• [The data]
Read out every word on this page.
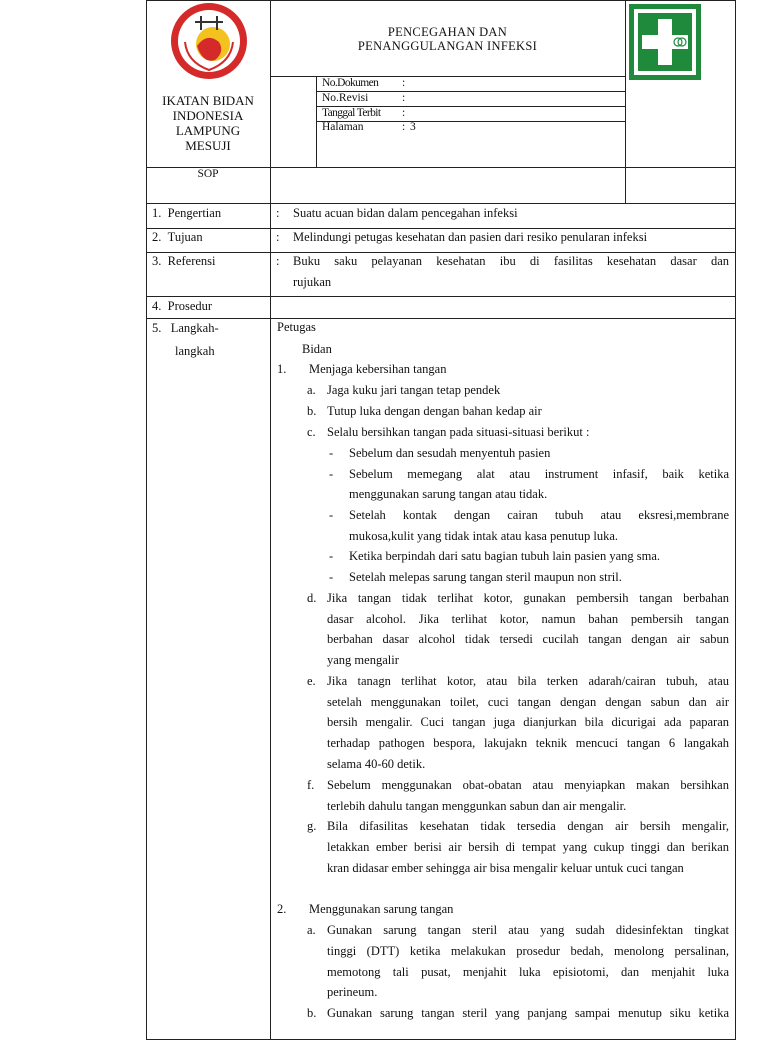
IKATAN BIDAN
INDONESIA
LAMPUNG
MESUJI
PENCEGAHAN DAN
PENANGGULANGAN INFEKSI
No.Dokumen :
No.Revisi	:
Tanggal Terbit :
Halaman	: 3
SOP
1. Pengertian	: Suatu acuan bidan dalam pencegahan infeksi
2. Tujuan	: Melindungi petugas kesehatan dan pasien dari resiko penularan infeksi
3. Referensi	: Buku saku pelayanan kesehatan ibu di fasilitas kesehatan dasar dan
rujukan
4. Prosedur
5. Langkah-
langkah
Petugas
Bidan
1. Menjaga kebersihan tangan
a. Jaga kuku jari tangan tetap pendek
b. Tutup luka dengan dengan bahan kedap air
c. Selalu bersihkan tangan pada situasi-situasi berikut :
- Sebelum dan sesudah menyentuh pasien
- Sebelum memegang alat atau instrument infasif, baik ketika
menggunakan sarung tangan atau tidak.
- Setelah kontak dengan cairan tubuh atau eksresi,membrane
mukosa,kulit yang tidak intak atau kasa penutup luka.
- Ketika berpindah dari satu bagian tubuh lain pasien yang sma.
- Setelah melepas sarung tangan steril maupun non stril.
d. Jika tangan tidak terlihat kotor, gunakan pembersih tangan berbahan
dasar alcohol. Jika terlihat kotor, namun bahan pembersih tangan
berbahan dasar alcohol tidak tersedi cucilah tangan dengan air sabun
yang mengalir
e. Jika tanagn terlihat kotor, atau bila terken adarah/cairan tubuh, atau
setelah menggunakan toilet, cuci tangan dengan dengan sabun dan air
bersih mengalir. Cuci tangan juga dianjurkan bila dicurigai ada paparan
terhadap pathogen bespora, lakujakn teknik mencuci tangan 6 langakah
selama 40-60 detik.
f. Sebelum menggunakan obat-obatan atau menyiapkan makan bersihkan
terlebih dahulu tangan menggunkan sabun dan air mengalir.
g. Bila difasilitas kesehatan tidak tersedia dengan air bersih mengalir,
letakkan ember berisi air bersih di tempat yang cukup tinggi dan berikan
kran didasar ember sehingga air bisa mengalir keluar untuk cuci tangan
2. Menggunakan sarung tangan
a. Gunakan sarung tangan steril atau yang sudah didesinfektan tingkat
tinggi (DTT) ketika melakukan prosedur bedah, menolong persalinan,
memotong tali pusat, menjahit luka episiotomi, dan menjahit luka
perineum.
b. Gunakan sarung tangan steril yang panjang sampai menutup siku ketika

==

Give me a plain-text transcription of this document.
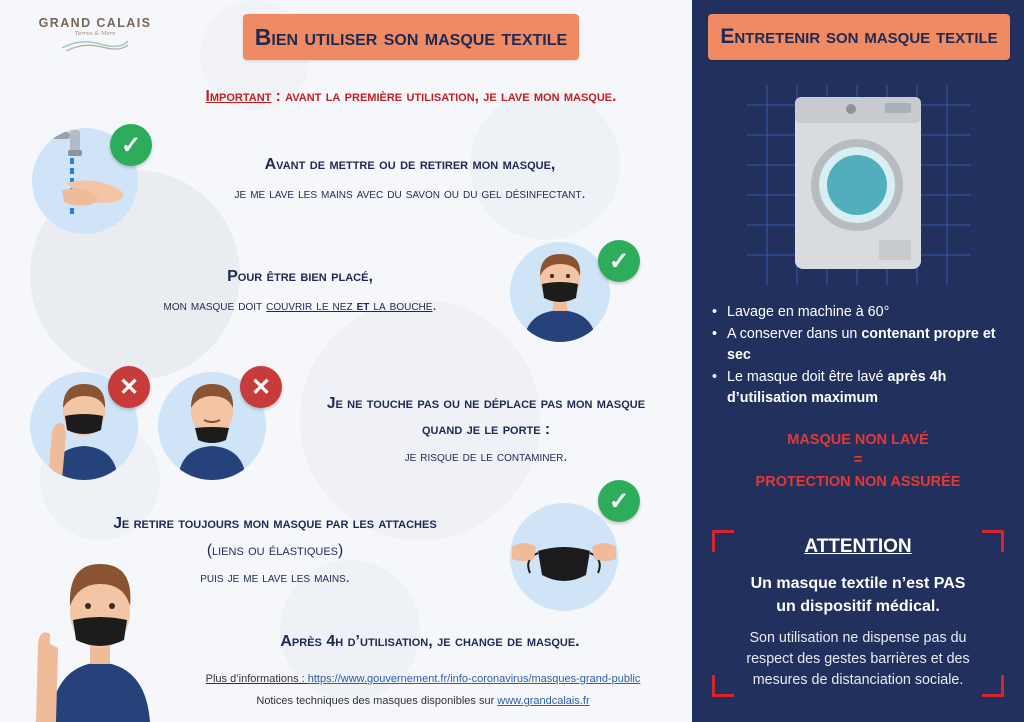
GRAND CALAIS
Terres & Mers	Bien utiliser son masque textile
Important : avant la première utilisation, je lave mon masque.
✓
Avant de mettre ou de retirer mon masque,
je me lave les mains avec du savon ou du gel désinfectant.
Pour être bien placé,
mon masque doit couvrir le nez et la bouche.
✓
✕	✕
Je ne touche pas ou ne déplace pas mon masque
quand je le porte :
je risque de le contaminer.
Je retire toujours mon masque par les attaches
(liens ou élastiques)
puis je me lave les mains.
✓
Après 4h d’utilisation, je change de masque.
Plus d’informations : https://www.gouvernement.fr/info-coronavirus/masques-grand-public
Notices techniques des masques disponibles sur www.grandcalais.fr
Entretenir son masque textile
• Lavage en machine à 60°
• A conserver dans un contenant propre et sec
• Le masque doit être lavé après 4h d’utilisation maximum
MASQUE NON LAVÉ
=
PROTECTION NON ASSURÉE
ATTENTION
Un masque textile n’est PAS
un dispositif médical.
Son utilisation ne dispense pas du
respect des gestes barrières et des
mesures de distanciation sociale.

• [Exercise instructions]
Scan the data above and report each line in which "this" is present.

• [Answer section]
Read out every word on this page.
Give me a plain-text transcription of this document.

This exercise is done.